◆ Image layout annotations ◆

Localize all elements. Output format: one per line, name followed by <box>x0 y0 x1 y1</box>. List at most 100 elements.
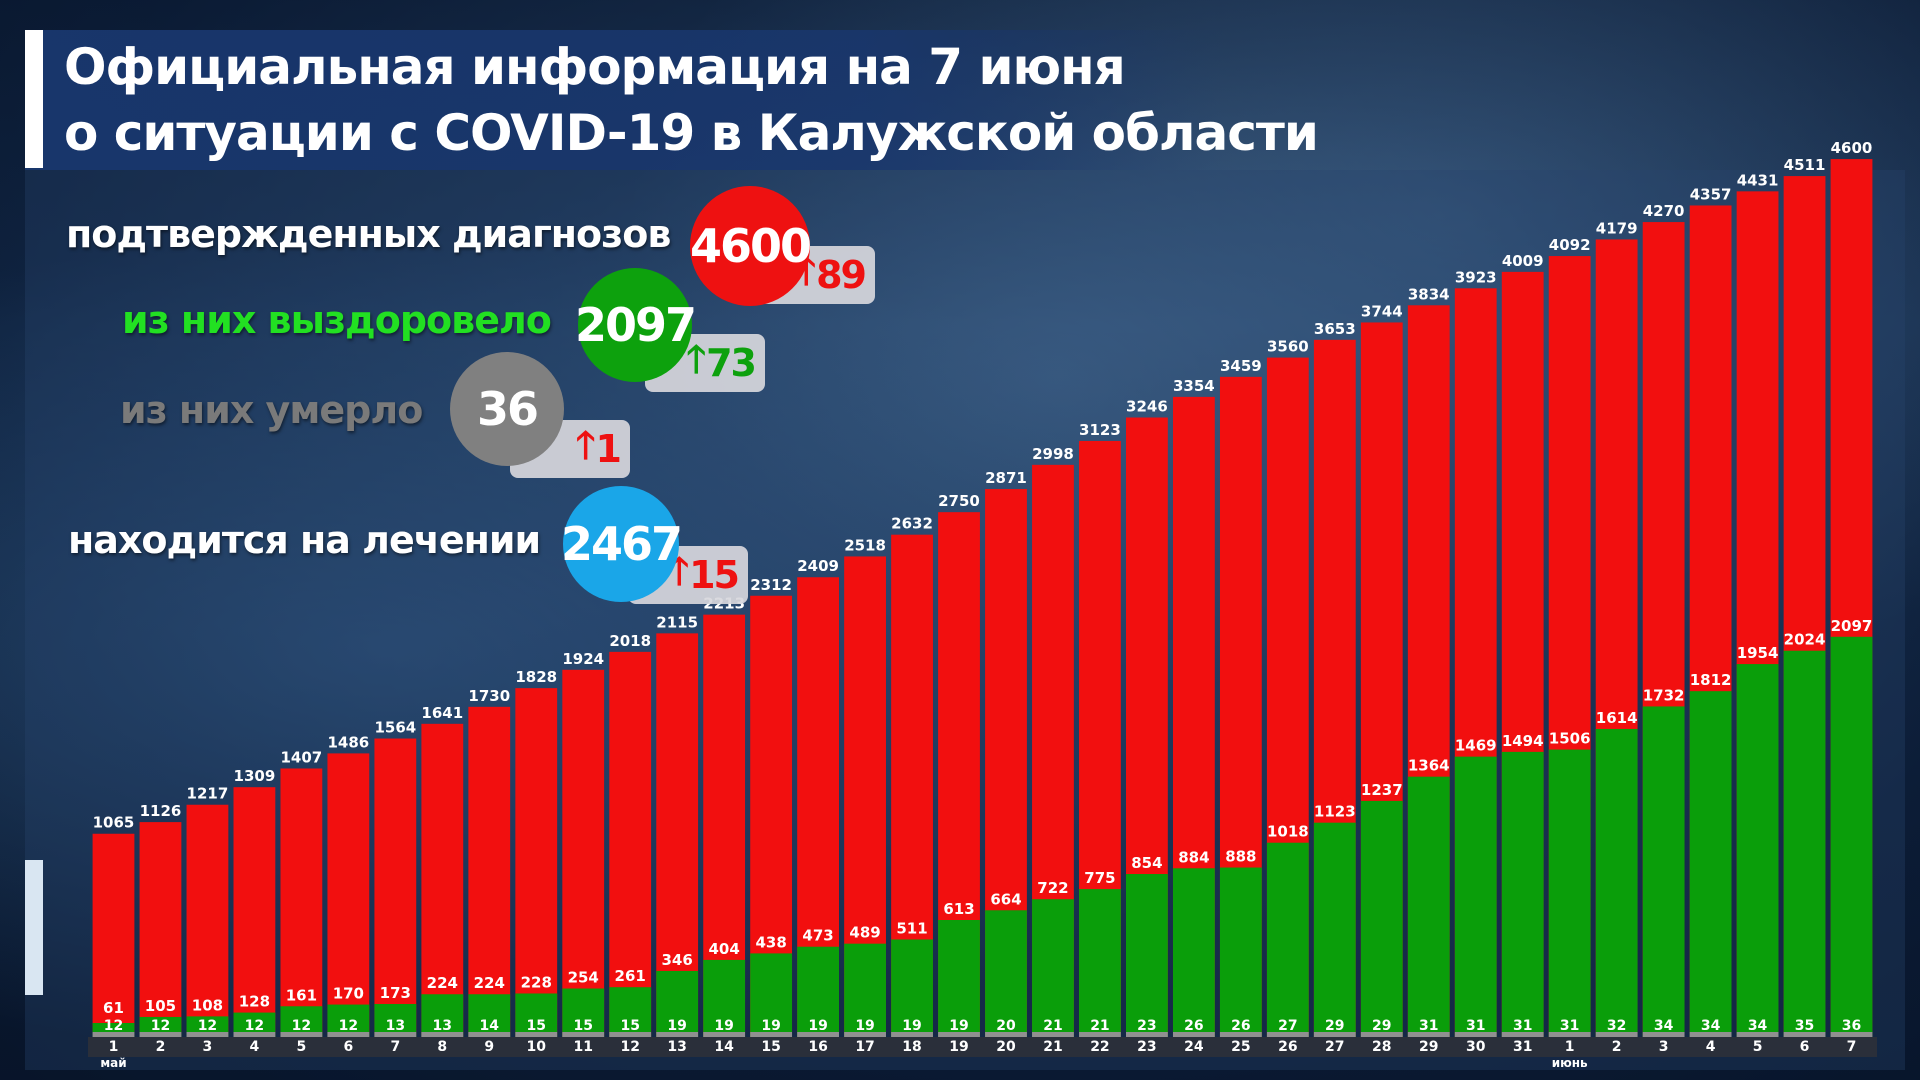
confirmed-value-label: 1924 <box>562 650 604 668</box>
deaths-bar <box>985 1032 1027 1037</box>
deaths-value-label: 31 <box>1419 1018 1438 1034</box>
recovered-bar <box>1126 874 1168 1037</box>
deaths-bar <box>139 1032 182 1037</box>
confirmed-value-label: 3653 <box>1314 320 1356 338</box>
confirmed-bar <box>656 633 699 1037</box>
deaths-bar <box>891 1032 933 1037</box>
x-tick-label: 30 <box>1466 1039 1486 1055</box>
recovered-bar <box>656 970 699 1037</box>
x-tick-label: 24 <box>1184 1039 1204 1055</box>
confirmed-value-label: 2750 <box>938 492 980 510</box>
recovered-value-label: 775 <box>1084 869 1115 887</box>
recovered-value-label: 1364 <box>1408 757 1450 775</box>
recovered-bar <box>421 994 464 1037</box>
recovered-value-label: 346 <box>662 951 693 969</box>
x-tick-label: 18 <box>902 1039 921 1055</box>
confirmed-bar <box>233 787 276 1037</box>
confirmed-delta: 89 <box>816 253 867 297</box>
x-tick-label: 2 <box>156 1039 166 1055</box>
confirmed-value-label: 1309 <box>234 767 276 785</box>
deaths-bar <box>1736 1032 1779 1037</box>
recovered-value-label: 254 <box>568 969 599 987</box>
confirmed-value-label: 4511 <box>1784 156 1826 174</box>
confirmed-value-label: 3459 <box>1220 357 1262 375</box>
recovered-bar <box>562 988 605 1037</box>
recovered-bar <box>1642 706 1685 1037</box>
treatment-circle: 2467 <box>560 486 683 602</box>
x-tick-label: 31 <box>1513 1039 1532 1055</box>
deaths-bar <box>797 1032 839 1037</box>
recovered-value-label: 1237 <box>1361 781 1403 799</box>
recovered-value-label: 1954 <box>1737 644 1779 662</box>
x-tick-label: 23 <box>1137 1039 1156 1055</box>
confirmed-value-label: 4009 <box>1502 252 1544 270</box>
deaths-bar <box>938 1032 980 1037</box>
deaths-value-label: 13 <box>386 1018 405 1034</box>
up-arrow-icon: 🡑 <box>575 422 596 467</box>
recovered-bar <box>938 920 980 1037</box>
x-tick-label: 6 <box>1800 1039 1810 1055</box>
deaths-value-label: 12 <box>198 1018 217 1034</box>
confirmed-bar <box>468 706 511 1037</box>
recovered-value-label: 888 <box>1225 848 1256 866</box>
recovered-value-label: 664 <box>990 890 1021 908</box>
x-tick-label: 26 <box>1278 1039 1297 1055</box>
deaths-value-label: 19 <box>808 1018 827 1034</box>
confirmed-value-label: 2115 <box>656 613 698 631</box>
confirmed-value-label: 3123 <box>1079 421 1121 439</box>
recovered-bar <box>750 953 793 1037</box>
recovered-bar <box>1266 842 1309 1037</box>
x-tick-label: 10 <box>527 1039 547 1055</box>
treatment-value: 2467 <box>560 517 683 571</box>
deaths-bar <box>1219 1032 1262 1037</box>
confirmed-value-label: 1564 <box>374 719 416 737</box>
recovered-bar <box>609 987 652 1037</box>
x-tick-label: 2 <box>1612 1039 1622 1055</box>
deaths-value-label: 31 <box>1513 1018 1532 1034</box>
deaths-bar <box>468 1032 511 1037</box>
recovered-value-label: 884 <box>1178 848 1209 866</box>
recovered-value-label: 61 <box>103 999 124 1017</box>
recovered-bar <box>1172 868 1215 1037</box>
confirmed-value-label: 4270 <box>1643 202 1685 220</box>
recovered-bar <box>1689 691 1732 1037</box>
recovered-value-label: 1812 <box>1690 671 1732 689</box>
recovered-bar <box>280 1006 323 1037</box>
x-tick-label: 6 <box>343 1039 353 1055</box>
recovered-value-label: 1018 <box>1267 823 1309 841</box>
recovered-value-label: 1614 <box>1596 709 1638 727</box>
deaths-value-label: 35 <box>1795 1018 1814 1034</box>
deaths-value-label: 31 <box>1466 1018 1485 1034</box>
confirmed-value-label: 4600 <box>1831 139 1873 157</box>
up-arrow-icon: 🡑 <box>686 336 706 381</box>
confirmed-value-label: 1641 <box>421 704 463 722</box>
recovered-value-label: 1494 <box>1502 732 1544 750</box>
recovered-bar <box>1079 889 1121 1037</box>
deaths-bar <box>327 1032 370 1037</box>
deaths-value: 36 <box>476 382 539 436</box>
x-tick-label: 7 <box>390 1039 400 1055</box>
confirmed-value-label: 2518 <box>844 536 886 554</box>
recovered-value-label: 438 <box>755 933 786 951</box>
x-tick-label: 11 <box>573 1039 592 1055</box>
recovered-value-label: 613 <box>943 900 974 918</box>
recovered-bar <box>186 1016 229 1037</box>
deaths-value-label: 21 <box>1090 1018 1109 1034</box>
deaths-value-label: 34 <box>1654 1018 1674 1034</box>
x-tick-label: 27 <box>1325 1039 1344 1055</box>
x-tick-label: 13 <box>667 1039 686 1055</box>
deaths-bar <box>421 1032 464 1037</box>
confirmed-value-label: 3744 <box>1361 302 1403 320</box>
deaths-value-label: 31 <box>1560 1018 1579 1034</box>
deaths-delta: 1 <box>595 427 622 471</box>
confirmed-value-label: 1486 <box>327 733 369 751</box>
confirmed-value-label: 1407 <box>281 748 323 766</box>
recovered-value-label: 2024 <box>1784 631 1826 649</box>
recovered-bar <box>1454 756 1497 1037</box>
x-tick-label: 17 <box>855 1039 874 1055</box>
deaths-bar <box>1689 1032 1732 1037</box>
confirmed-bar <box>92 833 135 1037</box>
confirmed-value-label: 3354 <box>1173 377 1215 395</box>
recovered-bar <box>1219 867 1262 1037</box>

◆ WHAT IS BEING ASKED ◆
Reproduce the entire listing above line for line, changing nothing, and omit the picture lines.

◆ SOLUTION FOR THIS TASK ◆
Localize all elements. Output format: one per line, name followed by <box>x0 y0 x1 y1</box>. List at most 100 elements.
confirmed-value-label: 1924 <box>562 650 604 668</box>
deaths-bar <box>985 1032 1027 1037</box>
deaths-value-label: 31 <box>1419 1018 1438 1034</box>
recovered-bar <box>1126 874 1168 1037</box>
deaths-bar <box>139 1032 182 1037</box>
confirmed-value-label: 3653 <box>1314 320 1356 338</box>
confirmed-bar <box>656 633 699 1037</box>
deaths-bar <box>891 1032 933 1037</box>
x-tick-label: 30 <box>1466 1039 1486 1055</box>
recovered-bar <box>656 970 699 1037</box>
x-tick-label: 24 <box>1184 1039 1204 1055</box>
confirmed-value-label: 2750 <box>938 492 980 510</box>
recovered-value-label: 775 <box>1084 869 1115 887</box>
recovered-value-label: 1364 <box>1408 757 1450 775</box>
recovered-bar <box>421 994 464 1037</box>
recovered-value-label: 346 <box>662 951 693 969</box>
x-tick-label: 18 <box>902 1039 921 1055</box>
confirmed-bar <box>233 787 276 1037</box>
confirmed-delta: 89 <box>816 253 867 297</box>
x-tick-label: 2 <box>156 1039 166 1055</box>
confirmed-value-label: 1309 <box>234 767 276 785</box>
deaths-bar <box>1736 1032 1779 1037</box>
recovered-value-label: 254 <box>568 969 599 987</box>
confirmed-value-label: 4511 <box>1784 156 1826 174</box>
confirmed-value-label: 3459 <box>1220 357 1262 375</box>
recovered-bar <box>562 988 605 1037</box>
recovered-bar <box>1642 706 1685 1037</box>
treatment-circle: 2467 <box>560 486 683 602</box>
x-tick-label: 31 <box>1513 1039 1532 1055</box>
deaths-bar <box>797 1032 839 1037</box>
recovered-value-label: 1237 <box>1361 781 1403 799</box>
recovered-value-label: 1954 <box>1737 644 1779 662</box>
x-tick-label: 23 <box>1137 1039 1156 1055</box>
confirmed-value-label: 4009 <box>1502 252 1544 270</box>
deaths-bar <box>938 1032 980 1037</box>
deaths-value-label: 13 <box>386 1018 405 1034</box>
up-arrow-icon: 🡑 <box>575 422 596 467</box>
recovered-bar <box>938 920 980 1037</box>
x-tick-label: 6 <box>1800 1039 1810 1055</box>
deaths-value-label: 12 <box>198 1018 217 1034</box>
confirmed-bar <box>468 706 511 1037</box>
recovered-value-label: 888 <box>1225 848 1256 866</box>
recovered-value-label: 664 <box>990 890 1021 908</box>
x-tick-label: 26 <box>1278 1039 1297 1055</box>
deaths-value-label: 19 <box>808 1018 827 1034</box>
confirmed-value-label: 2115 <box>656 613 698 631</box>
confirmed-value-label: 3123 <box>1079 421 1121 439</box>
recovered-bar <box>750 953 793 1037</box>
recovered-bar <box>1266 842 1309 1037</box>
x-tick-label: 10 <box>527 1039 547 1055</box>
treatment-value: 2467 <box>560 517 683 571</box>
deaths-bar <box>1219 1032 1262 1037</box>
confirmed-value-label: 1564 <box>374 719 416 737</box>
recovered-bar <box>609 987 652 1037</box>
x-tick-label: 2 <box>1612 1039 1622 1055</box>
deaths-value-label: 31 <box>1513 1018 1532 1034</box>
deaths-bar <box>468 1032 511 1037</box>
recovered-value-label: 884 <box>1178 848 1209 866</box>
recovered-value-label: 61 <box>103 999 124 1017</box>
recovered-bar <box>1172 868 1215 1037</box>
confirmed-value-label: 4270 <box>1643 202 1685 220</box>
recovered-bar <box>1689 691 1732 1037</box>
recovered-value-label: 1812 <box>1690 671 1732 689</box>
recovered-bar <box>280 1006 323 1037</box>
x-tick-label: 6 <box>343 1039 353 1055</box>
recovered-value-label: 1018 <box>1267 823 1309 841</box>
recovered-value-label: 1614 <box>1596 709 1638 727</box>
deaths-value-label: 35 <box>1795 1018 1814 1034</box>
deaths-value-label: 31 <box>1466 1018 1485 1034</box>
confirmed-value-label: 4600 <box>1831 139 1873 157</box>
up-arrow-icon: 🡑 <box>686 336 706 381</box>
confirmed-value-label: 1641 <box>421 704 463 722</box>
recovered-value-label: 1494 <box>1502 732 1544 750</box>
recovered-bar <box>1079 889 1121 1037</box>
deaths-bar <box>327 1032 370 1037</box>
deaths-value: 36 <box>476 382 539 436</box>
x-tick-label: 7 <box>390 1039 400 1055</box>
confirmed-value-label: 2518 <box>844 536 886 554</box>
recovered-value-label: 438 <box>755 933 786 951</box>
x-tick-label: 11 <box>573 1039 592 1055</box>
recovered-value-label: 613 <box>943 900 974 918</box>
recovered-bar <box>186 1016 229 1037</box>
deaths-value-label: 21 <box>1090 1018 1109 1034</box>
deaths-value-label: 34 <box>1654 1018 1674 1034</box>
x-tick-label: 27 <box>1325 1039 1344 1055</box>
x-tick-label: 13 <box>667 1039 686 1055</box>
deaths-bar <box>421 1032 464 1037</box>
confirmed-value-label: 3744 <box>1361 302 1403 320</box>
deaths-value-label: 31 <box>1560 1018 1579 1034</box>
deaths-delta: 1 <box>595 427 622 471</box>
confirmed-value-label: 1486 <box>327 733 369 751</box>
confirmed-value-label: 1407 <box>281 748 323 766</box>
recovered-value-label: 2024 <box>1784 631 1826 649</box>
recovered-bar <box>1454 756 1497 1037</box>
x-tick-label: 17 <box>855 1039 874 1055</box>
deaths-bar <box>1689 1032 1732 1037</box>
confirmed-bar <box>92 833 135 1037</box>
confirmed-value-label: 3354 <box>1173 377 1215 395</box>
recovered-bar <box>1219 867 1262 1037</box>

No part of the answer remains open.